== TASK OBJECTIVE ==
Search the data below for the word "type" and copy each line that holds it.

== PROVIDED RECORDS ==
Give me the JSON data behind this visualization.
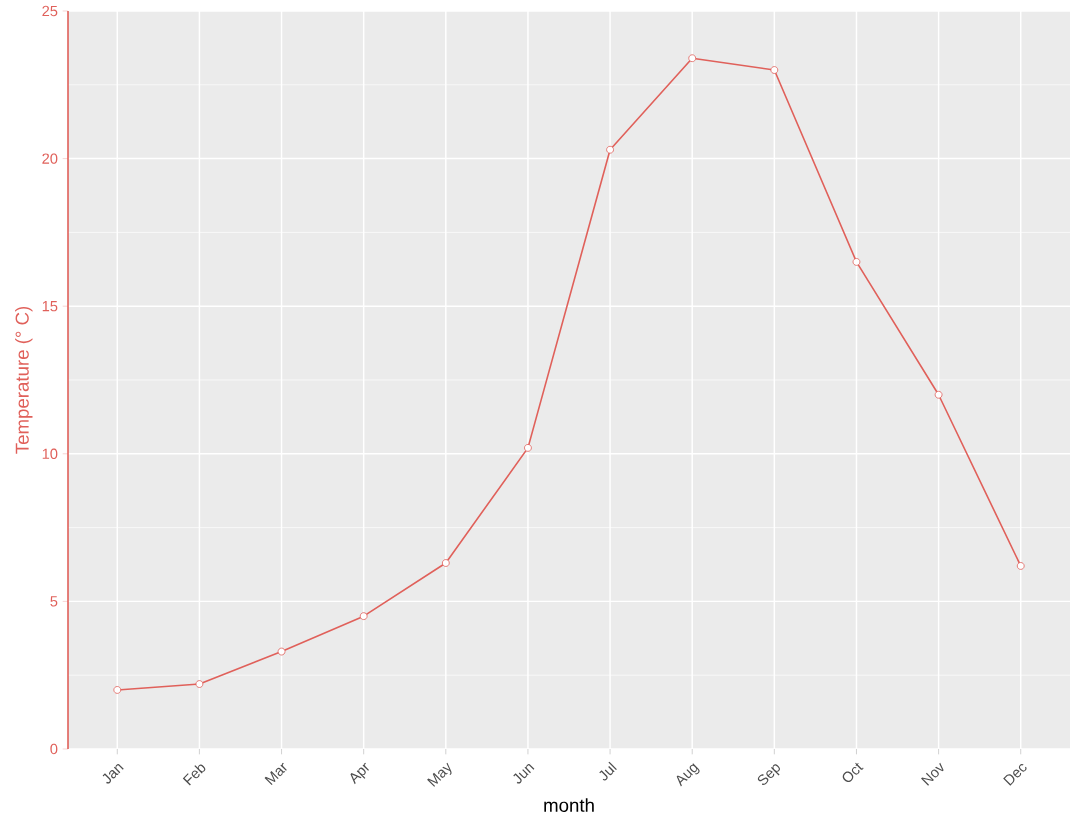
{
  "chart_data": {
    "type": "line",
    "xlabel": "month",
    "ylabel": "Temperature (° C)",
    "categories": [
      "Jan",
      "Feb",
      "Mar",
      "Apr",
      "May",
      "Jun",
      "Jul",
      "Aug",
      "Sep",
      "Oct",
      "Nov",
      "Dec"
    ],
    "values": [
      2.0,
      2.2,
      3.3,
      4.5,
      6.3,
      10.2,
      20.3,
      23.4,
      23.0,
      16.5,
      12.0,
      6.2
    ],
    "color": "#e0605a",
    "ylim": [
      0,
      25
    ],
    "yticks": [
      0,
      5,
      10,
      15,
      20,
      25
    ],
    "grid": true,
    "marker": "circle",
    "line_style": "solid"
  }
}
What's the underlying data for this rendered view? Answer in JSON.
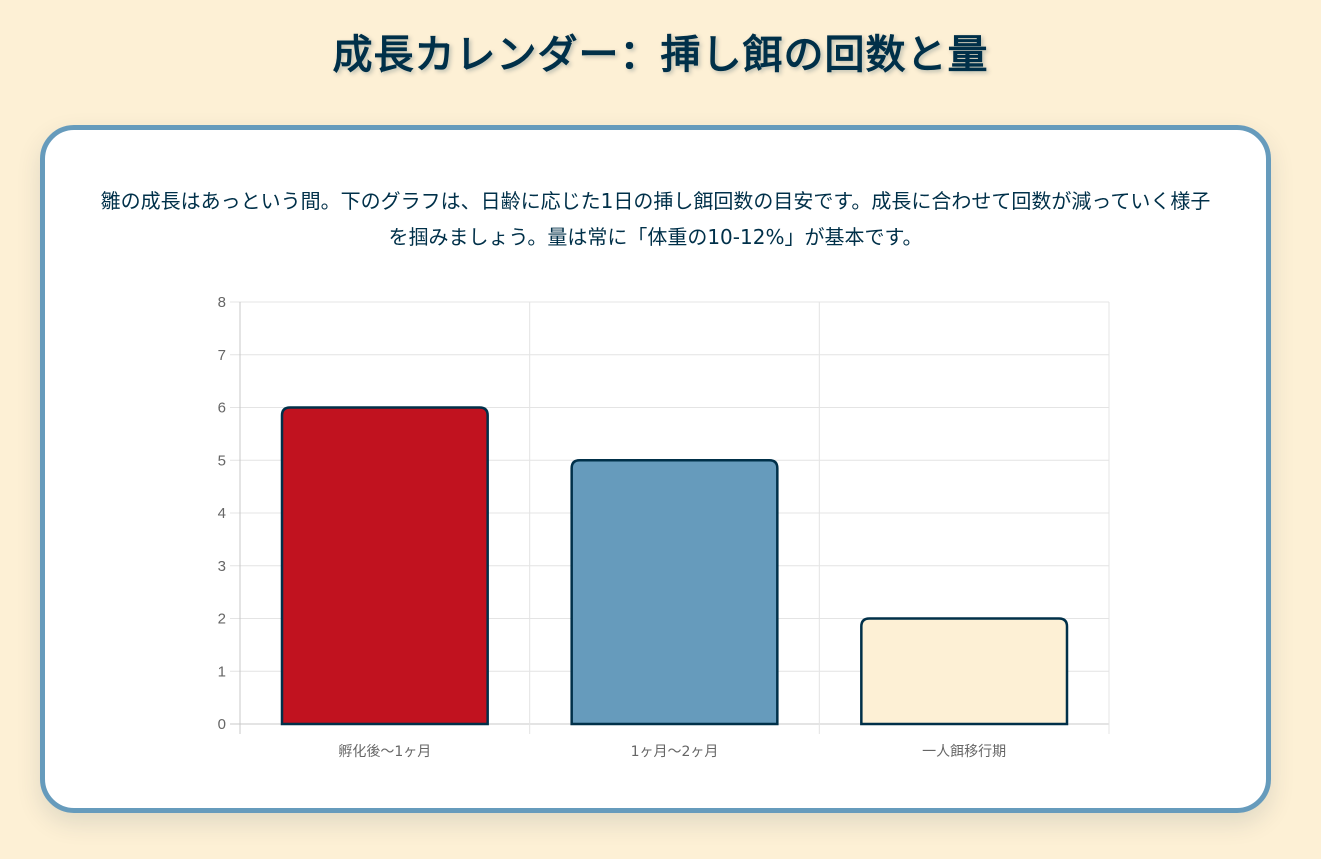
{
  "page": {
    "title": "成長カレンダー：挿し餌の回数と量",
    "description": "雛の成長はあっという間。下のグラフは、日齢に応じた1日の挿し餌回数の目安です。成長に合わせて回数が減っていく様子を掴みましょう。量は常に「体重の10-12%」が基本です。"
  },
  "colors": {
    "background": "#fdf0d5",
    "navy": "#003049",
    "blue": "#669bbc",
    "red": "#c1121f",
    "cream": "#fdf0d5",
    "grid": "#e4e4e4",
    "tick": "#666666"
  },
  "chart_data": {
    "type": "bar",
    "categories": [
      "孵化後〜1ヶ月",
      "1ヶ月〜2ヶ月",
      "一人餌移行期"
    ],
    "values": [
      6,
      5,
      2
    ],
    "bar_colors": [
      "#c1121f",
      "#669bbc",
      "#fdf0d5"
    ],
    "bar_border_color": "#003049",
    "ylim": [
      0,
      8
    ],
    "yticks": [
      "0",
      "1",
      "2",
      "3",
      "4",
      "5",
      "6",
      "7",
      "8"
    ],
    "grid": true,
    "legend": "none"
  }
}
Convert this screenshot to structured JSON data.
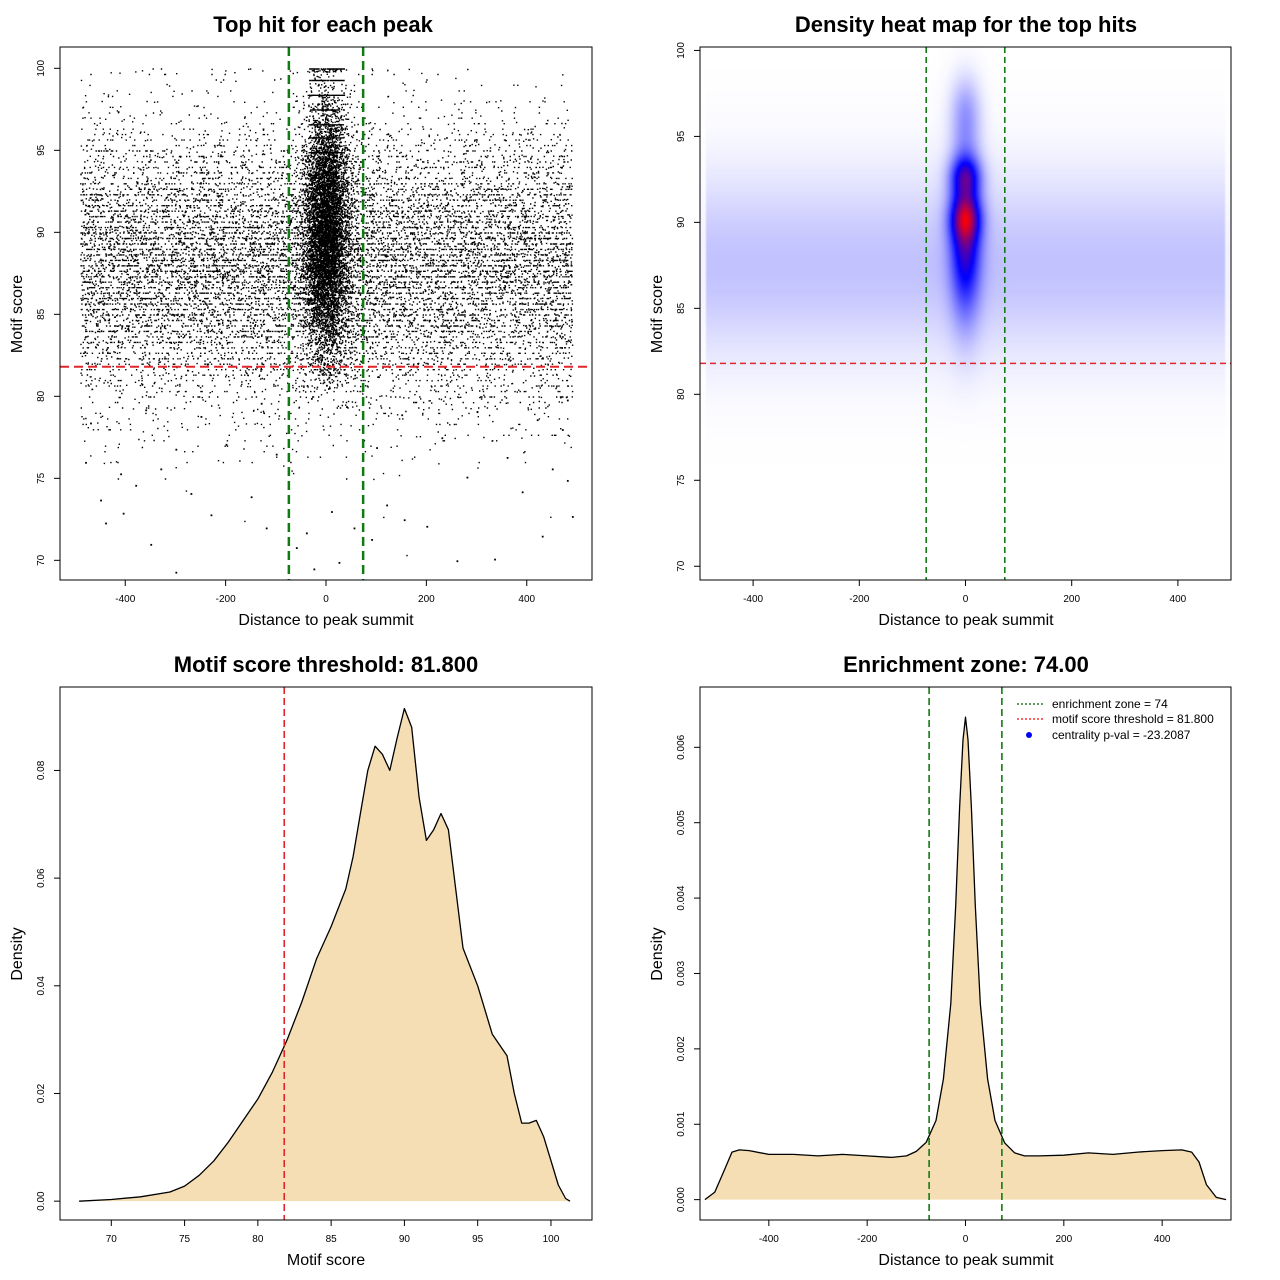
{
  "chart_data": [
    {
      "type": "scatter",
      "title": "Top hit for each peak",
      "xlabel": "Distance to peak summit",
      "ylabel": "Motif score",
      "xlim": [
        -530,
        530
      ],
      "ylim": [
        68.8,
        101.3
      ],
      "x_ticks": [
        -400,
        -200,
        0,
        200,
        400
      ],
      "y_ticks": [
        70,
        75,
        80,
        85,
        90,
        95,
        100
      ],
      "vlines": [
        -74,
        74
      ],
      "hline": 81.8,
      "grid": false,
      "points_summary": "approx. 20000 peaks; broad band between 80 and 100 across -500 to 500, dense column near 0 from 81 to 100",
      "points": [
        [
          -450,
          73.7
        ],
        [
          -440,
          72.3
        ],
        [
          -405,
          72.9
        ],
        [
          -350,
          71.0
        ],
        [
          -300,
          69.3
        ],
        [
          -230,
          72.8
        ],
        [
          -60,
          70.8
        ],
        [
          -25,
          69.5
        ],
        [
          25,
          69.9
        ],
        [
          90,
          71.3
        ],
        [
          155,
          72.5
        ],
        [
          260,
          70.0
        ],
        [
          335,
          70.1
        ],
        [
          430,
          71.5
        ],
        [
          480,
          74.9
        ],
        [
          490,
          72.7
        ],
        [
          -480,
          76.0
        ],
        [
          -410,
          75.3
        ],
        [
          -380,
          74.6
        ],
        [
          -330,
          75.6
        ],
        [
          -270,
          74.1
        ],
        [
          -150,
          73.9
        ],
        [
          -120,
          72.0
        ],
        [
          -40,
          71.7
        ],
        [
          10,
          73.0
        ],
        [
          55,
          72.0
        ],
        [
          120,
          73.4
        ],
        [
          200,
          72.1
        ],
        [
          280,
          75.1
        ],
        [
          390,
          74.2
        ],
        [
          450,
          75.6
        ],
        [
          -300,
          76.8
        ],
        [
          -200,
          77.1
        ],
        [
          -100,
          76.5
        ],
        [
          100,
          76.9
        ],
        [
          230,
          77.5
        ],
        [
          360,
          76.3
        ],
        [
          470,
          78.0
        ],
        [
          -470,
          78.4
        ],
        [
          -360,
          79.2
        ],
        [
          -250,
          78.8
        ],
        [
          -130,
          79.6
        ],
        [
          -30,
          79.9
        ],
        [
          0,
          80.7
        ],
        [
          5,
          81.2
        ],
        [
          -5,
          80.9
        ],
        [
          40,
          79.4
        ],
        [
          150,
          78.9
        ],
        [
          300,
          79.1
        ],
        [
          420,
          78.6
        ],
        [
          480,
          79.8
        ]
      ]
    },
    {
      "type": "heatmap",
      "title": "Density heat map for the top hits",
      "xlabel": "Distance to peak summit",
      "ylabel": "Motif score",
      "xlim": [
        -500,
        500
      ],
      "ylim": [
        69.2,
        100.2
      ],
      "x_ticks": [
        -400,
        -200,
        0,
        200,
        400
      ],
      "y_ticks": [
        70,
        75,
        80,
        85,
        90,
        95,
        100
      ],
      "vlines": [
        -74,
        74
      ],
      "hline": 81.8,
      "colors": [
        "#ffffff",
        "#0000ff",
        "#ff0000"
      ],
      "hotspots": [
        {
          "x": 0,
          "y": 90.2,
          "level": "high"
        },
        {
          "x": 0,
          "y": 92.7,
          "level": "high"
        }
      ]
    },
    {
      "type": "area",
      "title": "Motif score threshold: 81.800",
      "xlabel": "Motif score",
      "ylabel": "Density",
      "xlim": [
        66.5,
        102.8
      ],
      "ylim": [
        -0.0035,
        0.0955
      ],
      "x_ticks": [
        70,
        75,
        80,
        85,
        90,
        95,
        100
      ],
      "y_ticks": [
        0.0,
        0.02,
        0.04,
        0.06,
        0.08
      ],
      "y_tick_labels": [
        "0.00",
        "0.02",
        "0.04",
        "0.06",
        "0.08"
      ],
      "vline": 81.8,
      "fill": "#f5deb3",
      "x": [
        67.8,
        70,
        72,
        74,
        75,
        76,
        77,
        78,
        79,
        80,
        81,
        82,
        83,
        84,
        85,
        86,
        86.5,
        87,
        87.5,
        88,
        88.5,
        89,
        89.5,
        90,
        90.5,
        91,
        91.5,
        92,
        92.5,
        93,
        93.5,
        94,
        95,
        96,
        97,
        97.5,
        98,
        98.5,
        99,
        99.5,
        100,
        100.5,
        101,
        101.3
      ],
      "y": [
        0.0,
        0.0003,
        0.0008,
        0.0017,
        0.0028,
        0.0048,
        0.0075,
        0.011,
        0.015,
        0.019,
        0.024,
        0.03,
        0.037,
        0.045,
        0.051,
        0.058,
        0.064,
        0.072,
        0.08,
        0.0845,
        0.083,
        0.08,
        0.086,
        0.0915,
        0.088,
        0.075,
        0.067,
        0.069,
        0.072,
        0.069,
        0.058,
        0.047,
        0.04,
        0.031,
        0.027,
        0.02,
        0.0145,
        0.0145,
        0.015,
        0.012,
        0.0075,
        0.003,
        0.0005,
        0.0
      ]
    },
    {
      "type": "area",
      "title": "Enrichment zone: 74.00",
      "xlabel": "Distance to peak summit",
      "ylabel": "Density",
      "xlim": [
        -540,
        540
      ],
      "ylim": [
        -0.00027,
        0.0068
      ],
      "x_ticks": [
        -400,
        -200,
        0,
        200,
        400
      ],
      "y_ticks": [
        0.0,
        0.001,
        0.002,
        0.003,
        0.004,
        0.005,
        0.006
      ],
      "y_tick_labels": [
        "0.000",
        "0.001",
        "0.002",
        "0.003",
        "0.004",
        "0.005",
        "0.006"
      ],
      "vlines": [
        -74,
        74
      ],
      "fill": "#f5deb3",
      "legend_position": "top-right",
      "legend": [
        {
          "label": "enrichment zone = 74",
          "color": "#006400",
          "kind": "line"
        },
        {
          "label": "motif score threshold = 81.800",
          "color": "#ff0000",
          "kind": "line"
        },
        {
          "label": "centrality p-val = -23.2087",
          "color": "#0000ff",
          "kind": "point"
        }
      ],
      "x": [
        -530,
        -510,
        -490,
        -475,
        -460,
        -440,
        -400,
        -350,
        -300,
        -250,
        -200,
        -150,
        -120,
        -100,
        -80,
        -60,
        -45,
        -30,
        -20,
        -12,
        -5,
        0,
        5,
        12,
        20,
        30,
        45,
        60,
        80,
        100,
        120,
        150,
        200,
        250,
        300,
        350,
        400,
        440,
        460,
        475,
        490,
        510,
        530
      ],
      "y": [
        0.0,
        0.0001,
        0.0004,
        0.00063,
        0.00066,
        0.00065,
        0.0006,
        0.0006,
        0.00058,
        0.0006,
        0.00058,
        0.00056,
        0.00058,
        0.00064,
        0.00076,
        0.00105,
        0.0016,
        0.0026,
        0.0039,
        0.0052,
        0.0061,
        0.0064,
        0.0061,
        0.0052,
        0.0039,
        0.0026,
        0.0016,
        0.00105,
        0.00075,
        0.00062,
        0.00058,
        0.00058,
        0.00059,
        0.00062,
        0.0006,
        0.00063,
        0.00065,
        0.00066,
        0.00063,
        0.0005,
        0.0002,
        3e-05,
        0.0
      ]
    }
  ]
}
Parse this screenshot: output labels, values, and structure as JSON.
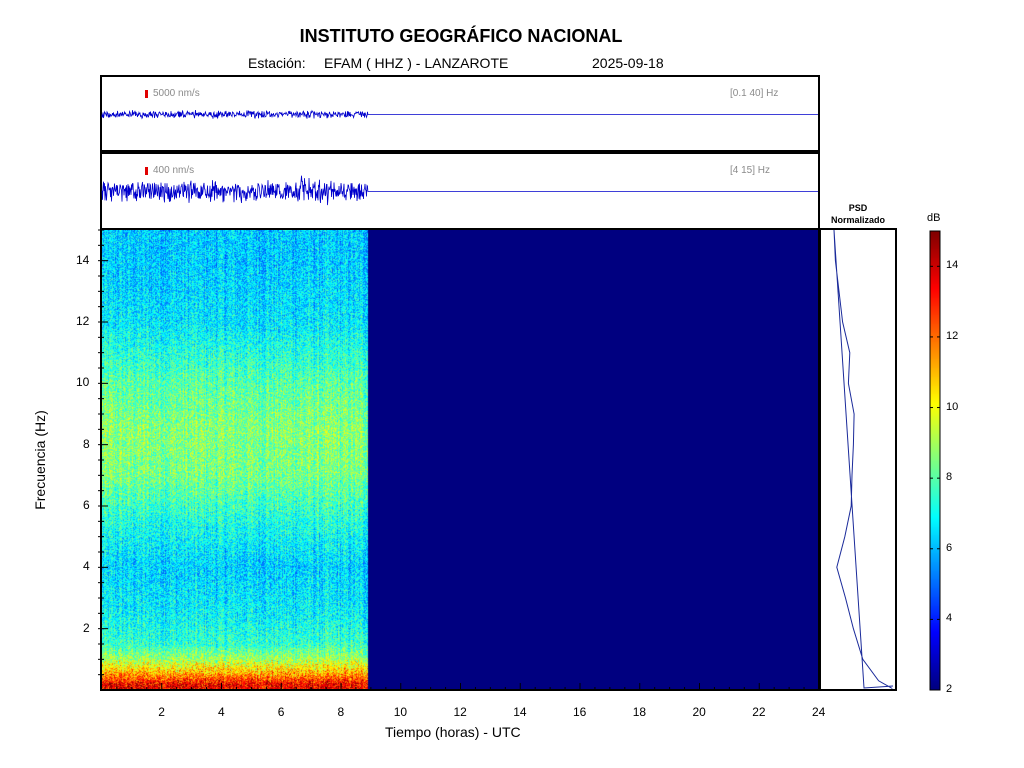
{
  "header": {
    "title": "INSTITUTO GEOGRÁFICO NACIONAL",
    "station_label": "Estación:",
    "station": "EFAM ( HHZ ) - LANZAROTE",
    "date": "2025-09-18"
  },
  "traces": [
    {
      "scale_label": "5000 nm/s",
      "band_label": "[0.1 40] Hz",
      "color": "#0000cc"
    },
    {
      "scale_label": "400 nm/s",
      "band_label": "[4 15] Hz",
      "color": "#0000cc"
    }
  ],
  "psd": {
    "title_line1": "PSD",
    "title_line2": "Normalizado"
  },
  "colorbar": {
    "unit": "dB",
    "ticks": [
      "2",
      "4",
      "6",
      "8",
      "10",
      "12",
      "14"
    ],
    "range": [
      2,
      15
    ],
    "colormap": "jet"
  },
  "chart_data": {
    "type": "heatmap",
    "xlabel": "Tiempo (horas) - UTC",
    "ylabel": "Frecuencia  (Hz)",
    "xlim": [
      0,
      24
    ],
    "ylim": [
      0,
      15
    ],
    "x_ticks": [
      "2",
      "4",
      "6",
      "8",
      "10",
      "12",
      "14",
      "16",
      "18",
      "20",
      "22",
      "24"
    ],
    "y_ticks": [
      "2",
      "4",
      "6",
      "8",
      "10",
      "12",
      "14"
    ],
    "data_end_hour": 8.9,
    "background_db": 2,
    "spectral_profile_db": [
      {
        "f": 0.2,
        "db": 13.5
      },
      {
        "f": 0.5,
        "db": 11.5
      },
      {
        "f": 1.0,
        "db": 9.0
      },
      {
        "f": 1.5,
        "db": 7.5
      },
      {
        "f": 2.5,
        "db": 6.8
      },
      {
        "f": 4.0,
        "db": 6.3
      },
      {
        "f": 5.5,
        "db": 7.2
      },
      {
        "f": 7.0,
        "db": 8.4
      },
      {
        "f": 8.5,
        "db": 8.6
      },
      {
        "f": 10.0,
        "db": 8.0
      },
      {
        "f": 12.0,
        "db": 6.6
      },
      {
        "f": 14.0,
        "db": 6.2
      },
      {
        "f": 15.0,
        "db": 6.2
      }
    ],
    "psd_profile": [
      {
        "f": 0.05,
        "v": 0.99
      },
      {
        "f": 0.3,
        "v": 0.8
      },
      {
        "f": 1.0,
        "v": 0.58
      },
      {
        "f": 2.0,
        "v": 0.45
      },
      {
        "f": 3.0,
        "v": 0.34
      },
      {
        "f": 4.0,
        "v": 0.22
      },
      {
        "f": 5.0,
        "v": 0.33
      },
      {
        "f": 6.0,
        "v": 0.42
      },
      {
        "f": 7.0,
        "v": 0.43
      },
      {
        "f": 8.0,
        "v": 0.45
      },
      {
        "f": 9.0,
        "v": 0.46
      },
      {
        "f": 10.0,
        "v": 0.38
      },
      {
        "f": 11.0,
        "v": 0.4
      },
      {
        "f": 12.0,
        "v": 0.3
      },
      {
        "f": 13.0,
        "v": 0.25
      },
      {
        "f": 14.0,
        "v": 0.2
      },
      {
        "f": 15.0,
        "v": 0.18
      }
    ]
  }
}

== ANSWER TO THE PROBLEM ==
    "type": "line",
    "type": "bar",
      "type": "scatter",
      "type": "heatmap",
      "type": "area",
      "type": "area",
    "type": "heatmap",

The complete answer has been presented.